> [EXERCISE INSTRUCTIONS] Reproduce all the material exactly, minus any pictures it holds.

────────

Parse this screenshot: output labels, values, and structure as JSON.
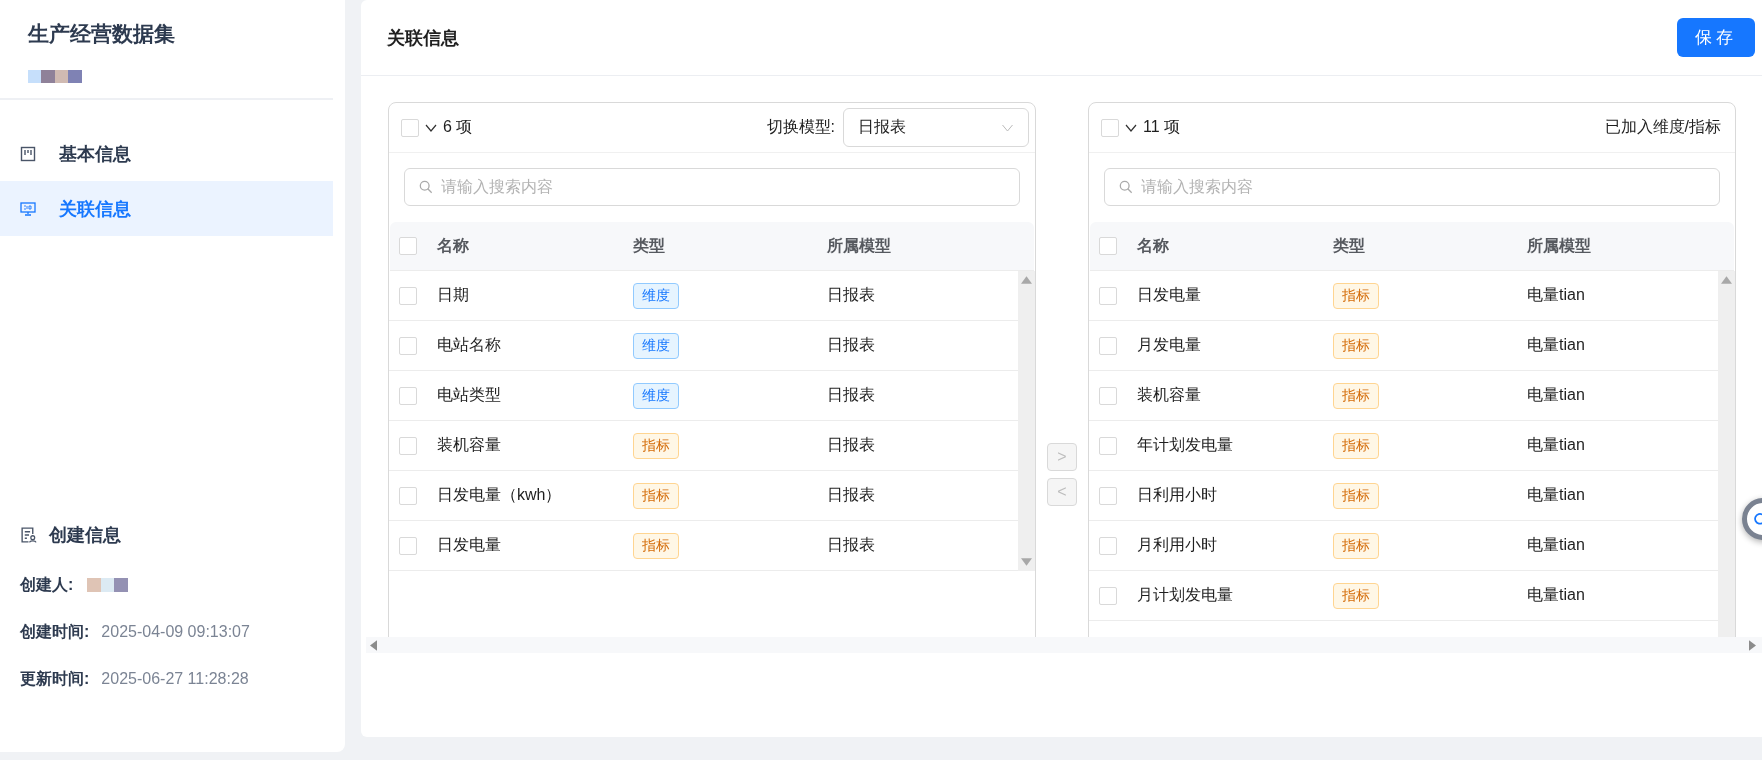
{
  "sidebar": {
    "title": "生产经营数据集",
    "menu": [
      {
        "label": "基本信息",
        "selected": false
      },
      {
        "label": "关联信息",
        "selected": true
      }
    ],
    "creation": {
      "heading": "创建信息",
      "fields": [
        {
          "label": "创建人:",
          "kind": "redacted"
        },
        {
          "label": "创建时间:",
          "value": "2025-04-09 09:13:07",
          "kind": "text"
        },
        {
          "label": "更新时间:",
          "value": "2025-06-27 11:28:28",
          "kind": "text"
        }
      ]
    }
  },
  "header": {
    "title": "关联信息",
    "save": "保存"
  },
  "transfer": {
    "source": {
      "checked": false,
      "count": "6 项",
      "switch_label": "切换模型:",
      "select_value": "日报表",
      "search_placeholder": "请输入搜索内容",
      "all_checked": false,
      "columns": [
        "名称",
        "类型",
        "所属模型"
      ],
      "rows": [
        {
          "name": "日期",
          "type": {
            "label": "维度",
            "kind": "dimension"
          },
          "model": "日报表",
          "checked": false
        },
        {
          "name": "电站名称",
          "type": {
            "label": "维度",
            "kind": "dimension"
          },
          "model": "日报表",
          "checked": false
        },
        {
          "name": "电站类型",
          "type": {
            "label": "维度",
            "kind": "dimension"
          },
          "model": "日报表",
          "checked": false
        },
        {
          "name": "装机容量",
          "type": {
            "label": "指标",
            "kind": "metric"
          },
          "model": "日报表",
          "checked": false
        },
        {
          "name": "日发电量（kwh）",
          "type": {
            "label": "指标",
            "kind": "metric"
          },
          "model": "日报表",
          "checked": false
        },
        {
          "name": "日发电量",
          "type": {
            "label": "指标",
            "kind": "metric"
          },
          "model": "日报表",
          "checked": false
        }
      ]
    },
    "buttons": [
      {
        "label": ">",
        "disabled": true
      },
      {
        "label": "<",
        "disabled": true
      }
    ],
    "target": {
      "checked": false,
      "count": "11 项",
      "title": "已加入维度/指标",
      "search_placeholder": "请输入搜索内容",
      "all_checked": false,
      "columns": [
        "名称",
        "类型",
        "所属模型"
      ],
      "rows": [
        {
          "name": "日发电量",
          "type": {
            "label": "指标",
            "kind": "metric"
          },
          "model": "电量tian",
          "checked": false
        },
        {
          "name": "月发电量",
          "type": {
            "label": "指标",
            "kind": "metric"
          },
          "model": "电量tian",
          "checked": false
        },
        {
          "name": "装机容量",
          "type": {
            "label": "指标",
            "kind": "metric"
          },
          "model": "电量tian",
          "checked": false
        },
        {
          "name": "年计划发电量",
          "type": {
            "label": "指标",
            "kind": "metric"
          },
          "model": "电量tian",
          "checked": false
        },
        {
          "name": "日利用小时",
          "type": {
            "label": "指标",
            "kind": "metric"
          },
          "model": "电量tian",
          "checked": false
        },
        {
          "name": "月利用小时",
          "type": {
            "label": "指标",
            "kind": "metric"
          },
          "model": "电量tian",
          "checked": false
        },
        {
          "name": "月计划发电量",
          "type": {
            "label": "指标",
            "kind": "metric"
          },
          "model": "电量tian",
          "checked": false
        }
      ]
    }
  }
}
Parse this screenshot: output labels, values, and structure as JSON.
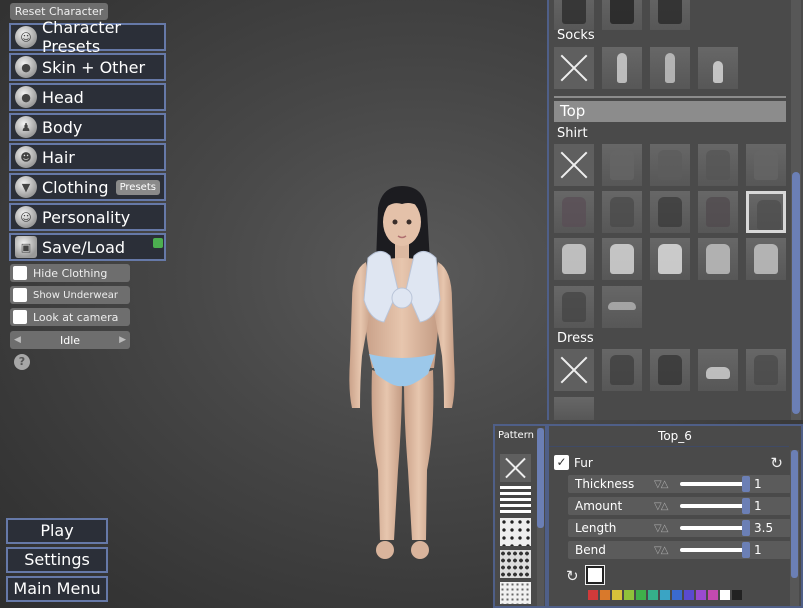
{
  "left_menu": {
    "reset_label": "Reset Character",
    "buttons": [
      {
        "label": "Character Presets",
        "icon": "hair-face-icon"
      },
      {
        "label": "Skin + Other",
        "icon": "body-silhouette-icon"
      },
      {
        "label": "Head",
        "icon": "head-icon"
      },
      {
        "label": "Body",
        "icon": "torso-icon"
      },
      {
        "label": "Hair",
        "icon": "hair-icon"
      },
      {
        "label": "Clothing",
        "icon": "shirt-icon",
        "badge": "Presets"
      },
      {
        "label": "Personality",
        "icon": "smiley-icon"
      },
      {
        "label": "Save/Load",
        "icon": "floppy-disk-icon"
      }
    ],
    "toggles": [
      "Hide Clothing",
      "Show Underwear",
      "Look at camera"
    ],
    "animation": {
      "value": "Idle"
    },
    "help_glyph": "?"
  },
  "bottom_menu": {
    "play": "Play",
    "settings": "Settings",
    "main_menu": "Main Menu"
  },
  "wardrobe": {
    "socks_label": "Socks",
    "category_label": "Top",
    "shirt_label": "Shirt",
    "dress_label": "Dress",
    "selected_item_index": 8
  },
  "pattern_panel": {
    "title": "Pattern"
  },
  "properties": {
    "title": "Top_6",
    "fur": {
      "label": "Fur",
      "checked": true
    },
    "sliders": [
      {
        "label": "Thickness",
        "value": "1",
        "fraction": 1.0
      },
      {
        "label": "Amount",
        "value": "1",
        "fraction": 1.0
      },
      {
        "label": "Length",
        "value": "3.5",
        "fraction": 1.0
      },
      {
        "label": "Bend",
        "value": "1",
        "fraction": 1.0
      }
    ],
    "current_color": "#ffffff",
    "palette": [
      "#d13a3a",
      "#d9792b",
      "#d7c23a",
      "#8fc23a",
      "#3fb04a",
      "#35b08a",
      "#3aa4c4",
      "#3a6ad0",
      "#5a4ad0",
      "#9a4ad0",
      "#c44ab0",
      "#ffffff",
      "#222222"
    ]
  },
  "colors": {
    "accent": "#6679a8",
    "scroll_thumb": "#6b7fb5",
    "panel": "#4a4a4a",
    "status_green": "#4caf50"
  }
}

────────

> [ANSWER IN FULL]
Parse this screenshot: output labels, values, and structure as JSON.
{
  "sidebar": {
    "title": "生产经营数据集",
    "menu": [
      {
        "label": "基本信息",
        "selected": false
      },
      {
        "label": "关联信息",
        "selected": true
      }
    ],
    "creation": {
      "heading": "创建信息",
      "fields": [
        {
          "label": "创建人:",
          "kind": "redacted"
        },
        {
          "label": "创建时间:",
          "value": "2025-04-09 09:13:07",
          "kind": "text"
        },
        {
          "label": "更新时间:",
          "value": "2025-06-27 11:28:28",
          "kind": "text"
        }
      ]
    }
  },
  "header": {
    "title": "关联信息",
    "save": "保存"
  },
  "transfer": {
    "source": {
      "checked": false,
      "count": "6 项",
      "switch_label": "切换模型:",
      "select_value": "日报表",
      "search_placeholder": "请输入搜索内容",
      "all_checked": false,
      "columns": [
        "名称",
        "类型",
        "所属模型"
      ],
      "rows": [
        {
          "name": "日期",
          "type": {
            "label": "维度",
            "kind": "dimension"
          },
          "model": "日报表",
          "checked": false
        },
        {
          "name": "电站名称",
          "type": {
            "label": "维度",
            "kind": "dimension"
          },
          "model": "日报表",
          "checked": false
        },
        {
          "name": "电站类型",
          "type": {
            "label": "维度",
            "kind": "dimension"
          },
          "model": "日报表",
          "checked": false
        },
        {
          "name": "装机容量",
          "type": {
            "label": "指标",
            "kind": "metric"
          },
          "model": "日报表",
          "checked": false
        },
        {
          "name": "日发电量（kwh）",
          "type": {
            "label": "指标",
            "kind": "metric"
          },
          "model": "日报表",
          "checked": false
        },
        {
          "name": "日发电量",
          "type": {
            "label": "指标",
            "kind": "metric"
          },
          "model": "日报表",
          "checked": false
        }
      ]
    },
    "buttons": [
      {
        "label": ">",
        "disabled": true
      },
      {
        "label": "<",
        "disabled": true
      }
    ],
    "target": {
      "checked": false,
      "count": "11 项",
      "title": "已加入维度/指标",
      "search_placeholder": "请输入搜索内容",
      "all_checked": false,
      "columns": [
        "名称",
        "类型",
        "所属模型"
      ],
      "rows": [
        {
          "name": "日发电量",
          "type": {
            "label": "指标",
            "kind": "metric"
          },
          "model": "电量tian",
          "checked": false
        },
        {
          "name": "月发电量",
          "type": {
            "label": "指标",
            "kind": "metric"
          },
          "model": "电量tian",
          "checked": false
        },
        {
          "name": "装机容量",
          "type": {
            "label": "指标",
            "kind": "metric"
          },
          "model": "电量tian",
          "checked": false
        },
        {
          "name": "年计划发电量",
          "type": {
            "label": "指标",
            "kind": "metric"
          },
          "model": "电量tian",
          "checked": false
        },
        {
          "name": "日利用小时",
          "type": {
            "label": "指标",
            "kind": "metric"
          },
          "model": "电量tian",
          "checked": false
        },
        {
          "name": "月利用小时",
          "type": {
            "label": "指标",
            "kind": "metric"
          },
          "model": "电量tian",
          "checked": false
        },
        {
          "name": "月计划发电量",
          "type": {
            "label": "指标",
            "kind": "metric"
          },
          "model": "电量tian",
          "checked": false
        }
      ]
    }
  }
}
Parse this screenshot: output labels, values, and structure as JSON.
{
  "left_menu": {
    "reset_label": "Reset Character",
    "buttons": [
      {
        "label": "Character Presets",
        "icon": "hair-face-icon"
      },
      {
        "label": "Skin + Other",
        "icon": "body-silhouette-icon"
      },
      {
        "label": "Head",
        "icon": "head-icon"
      },
      {
        "label": "Body",
        "icon": "torso-icon"
      },
      {
        "label": "Hair",
        "icon": "hair-icon"
      },
      {
        "label": "Clothing",
        "icon": "shirt-icon",
        "badge": "Presets"
      },
      {
        "label": "Personality",
        "icon": "smiley-icon"
      },
      {
        "label": "Save/Load",
        "icon": "floppy-disk-icon"
      }
    ],
    "toggles": [
      "Hide Clothing",
      "Show Underwear",
      "Look at camera"
    ],
    "animation": {
      "value": "Idle"
    },
    "help_glyph": "?"
  },
  "bottom_menu": {
    "play": "Play",
    "settings": "Settings",
    "main_menu": "Main Menu"
  },
  "wardrobe": {
    "socks_label": "Socks",
    "category_label": "Top",
    "shirt_label": "Shirt",
    "dress_label": "Dress",
    "selected_item_index": 8
  },
  "pattern_panel": {
    "title": "Pattern"
  },
  "properties": {
    "title": "Top_6",
    "fur": {
      "label": "Fur",
      "checked": true
    },
    "sliders": [
      {
        "label": "Thickness",
        "value": "1",
        "fraction": 1.0
      },
      {
        "label": "Amount",
        "value": "1",
        "fraction": 1.0
      },
      {
        "label": "Length",
        "value": "3.5",
        "fraction": 1.0
      },
      {
        "label": "Bend",
        "value": "1",
        "fraction": 1.0
      }
    ],
    "current_color": "#ffffff",
    "palette": [
      "#d13a3a",
      "#d9792b",
      "#d7c23a",
      "#8fc23a",
      "#3fb04a",
      "#35b08a",
      "#3aa4c4",
      "#3a6ad0",
      "#5a4ad0",
      "#9a4ad0",
      "#c44ab0",
      "#ffffff",
      "#222222"
    ]
  },
  "colors": {
    "accent": "#6679a8",
    "scroll_thumb": "#6b7fb5",
    "panel": "#4a4a4a",
    "status_green": "#4caf50"
  }
}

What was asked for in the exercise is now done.